Dataset records:
****

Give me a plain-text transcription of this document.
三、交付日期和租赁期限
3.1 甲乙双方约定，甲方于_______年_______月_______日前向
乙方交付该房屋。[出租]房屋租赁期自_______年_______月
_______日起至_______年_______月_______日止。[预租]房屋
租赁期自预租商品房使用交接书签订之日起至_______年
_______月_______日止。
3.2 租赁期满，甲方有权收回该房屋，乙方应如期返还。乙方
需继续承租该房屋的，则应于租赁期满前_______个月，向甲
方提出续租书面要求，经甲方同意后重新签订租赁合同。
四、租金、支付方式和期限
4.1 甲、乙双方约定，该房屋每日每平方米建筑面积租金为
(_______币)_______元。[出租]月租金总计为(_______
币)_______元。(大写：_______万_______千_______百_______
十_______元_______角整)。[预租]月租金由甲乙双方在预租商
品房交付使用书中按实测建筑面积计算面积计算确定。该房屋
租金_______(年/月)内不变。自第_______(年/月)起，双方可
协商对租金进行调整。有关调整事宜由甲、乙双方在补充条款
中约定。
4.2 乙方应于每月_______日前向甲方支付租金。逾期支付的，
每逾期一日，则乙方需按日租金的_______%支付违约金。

****

REQUIREMENT: Print the listing above in its entirety, with every line exact.

EXERCISE OUTPUT:
Give me a plain-text transcription of this document.
三、交付日期和租赁期限
3.1 甲乙双方约定，甲方于_______年_______月_______日前向
乙方交付该房屋。[出租]房屋租赁期自_______年_______月
_______日起至_______年_______月_______日止。[预租]房屋
租赁期自预租商品房使用交接书签订之日起至_______年
_______月_______日止。
3.2 租赁期满，甲方有权收回该房屋，乙方应如期返还。乙方
需继续承租该房屋的，则应于租赁期满前_______个月，向甲
方提出续租书面要求，经甲方同意后重新签订租赁合同。
四、租金、支付方式和期限
4.1 甲、乙双方约定，该房屋每日每平方米建筑面积租金为
(_______币)_______元。[出租]月租金总计为(_______
币)_______元。(大写：_______万_______千_______百_______
十_______元_______角整)。[预租]月租金由甲乙双方在预租商
品房交付使用书中按实测建筑面积计算面积计算确定。该房屋
租金_______(年/月)内不变。自第_______(年/月)起，双方可
协商对租金进行调整。有关调整事宜由甲、乙双方在补充条款
中约定。
4.2 乙方应于每月_______日前向甲方支付租金。逾期支付的，
每逾期一日，则乙方需按日租金的_______%支付违约金。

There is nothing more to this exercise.